課題文: すべてのレコードを、1行を1つの文字列とするJSONのリストに変換する。空行は省き、画像は結果に含めない。

保存済みデータエントリ:
....

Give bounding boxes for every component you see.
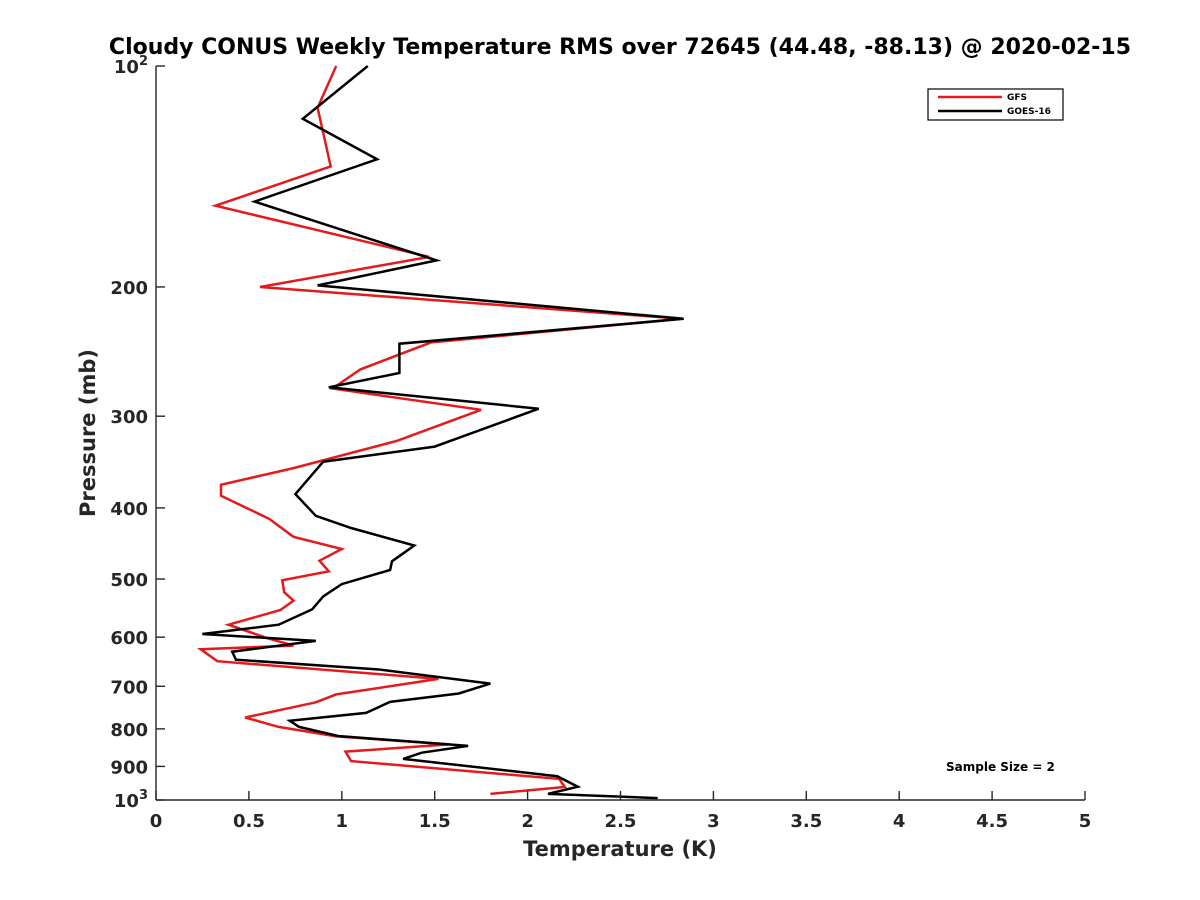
plot-lines <box>196 65 684 800</box>
y-tick-label: 500 <box>110 570 148 591</box>
y-tick-label: 400 <box>110 499 148 520</box>
y-tick-label: 800 <box>110 720 148 741</box>
y-tick-label: 200 <box>110 278 148 299</box>
x-tick-label: 4.5 <box>976 811 1008 832</box>
x-tick-label: 2.5 <box>605 811 637 832</box>
y-tick-label: 700 <box>110 677 148 698</box>
x-tick-label: 3 <box>707 811 720 832</box>
y-tick-label: 900 <box>110 757 148 778</box>
x-tick-label: 0.5 <box>233 811 265 832</box>
legend: GFS GOES-16 <box>927 88 1064 121</box>
chart-title: Cloudy CONUS Weekly Temperature RMS over… <box>109 35 1131 60</box>
x-tick-label: 2 <box>521 811 534 832</box>
legend-box <box>927 88 1064 121</box>
legend-label-gfs: GFS <box>1007 93 1027 103</box>
x-tick-label: 1.5 <box>419 811 451 832</box>
x-axis-label: Temperature (K) <box>523 837 717 861</box>
x-tick-label: 4 <box>893 811 906 832</box>
x-tick-label: 1 <box>336 811 349 832</box>
x-axis-ticks: 0 0.5 1 1.5 2 2.5 3 3.5 4 4.5 5 <box>150 791 1092 832</box>
y-tick-label: 102 <box>114 54 148 78</box>
series-line-goes-16 <box>202 65 684 800</box>
y-tick-label: 300 <box>110 407 148 428</box>
y-tick-label: 103 <box>114 788 148 812</box>
y-axis-ticks: 102 200 300 400 500 600 700 800 900 103 <box>110 54 165 812</box>
x-tick-label: 3.5 <box>790 811 822 832</box>
y-axis-label: Pressure (mb) <box>76 349 100 517</box>
x-tick-label: 0 <box>150 811 163 832</box>
sample-size-annotation: Sample Size = 2 <box>946 760 1055 774</box>
x-tick-label: 5 <box>1079 811 1092 832</box>
y-tick-label: 600 <box>110 628 148 649</box>
legend-label-goes16: GOES-16 <box>1007 107 1051 117</box>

....

課題の結果:
[
  "Give bounding boxes for every component you see.",
  "plot-lines <box>196 65 684 800</box>",
  "y-tick-label: 500 <box>110 570 148 591</box>",
  "y-tick-label: 400 <box>110 499 148 520</box>",
  "y-tick-label: 800 <box>110 720 148 741</box>",
  "y-tick-label: 200 <box>110 278 148 299</box>",
  "x-tick-label: 4.5 <box>976 811 1008 832</box>",
  "x-tick-label: 2.5 <box>605 811 637 832</box>",
  "y-tick-label: 700 <box>110 677 148 698</box>",
  "x-tick-label: 3 <box>707 811 720 832</box>",
  "y-tick-label: 900 <box>110 757 148 778</box>",
  "x-tick-label: 0.5 <box>233 811 265 832</box>",
  "legend: GFS GOES-16 <box>927 88 1064 121</box>",
  "chart-title: Cloudy CONUS Weekly Temperature RMS over… <box>109 35 1131 60</box>",
  "x-tick-label: 2 <box>521 811 534 832</box>",
  "legend-box <box>927 88 1064 121</box>",
  "legend-label-gfs: GFS <box>1007 93 1027 103</box>",
  "x-tick-label: 1.5 <box>419 811 451 832</box>",
  "x-axis-label: Temperature (K) <box>523 837 717 861</box>",
  "x-tick-label: 4 <box>893 811 906 832</box>",
  "x-tick-label: 1 <box>336 811 349 832</box>",
  "x-axis-ticks: 0 0.5 1 1.5 2 2.5 3 3.5 4 4.5 5 <box>150 791 1092 832</box>",
  "y-tick-label: 102 <box>114 54 148 78</box>",
  "series-line-goes-16 <box>202 65 684 800</box>",
  "y-tick-label: 300 <box>110 407 148 428</box>",
  "y-tick-label: 103 <box>114 788 148 812</box>",
  "y-axis-ticks: 102 200 300 400 500 600 700 800 900 103 <box>110 54 165 812</box>",
  "x-tick-label: 3.5 <box>790 811 822 832</box>",
  "y-axis-label: Pressure (mb) <box>76 349 100 517</box>",
  "x-tick-label: 0 <box>150 811 163 832</box>",
  "sample-size-annotation: Sample Size = 2 <box>946 760 1055 774</box>",
  "x-tick-label: 5 <box>1079 811 1092 832</box>",
  "y-tick-label: 600 <box>110 628 148 649</box>",
  "legend-label-goes16: GOES-16 <box>1007 107 1051 117</box>"
]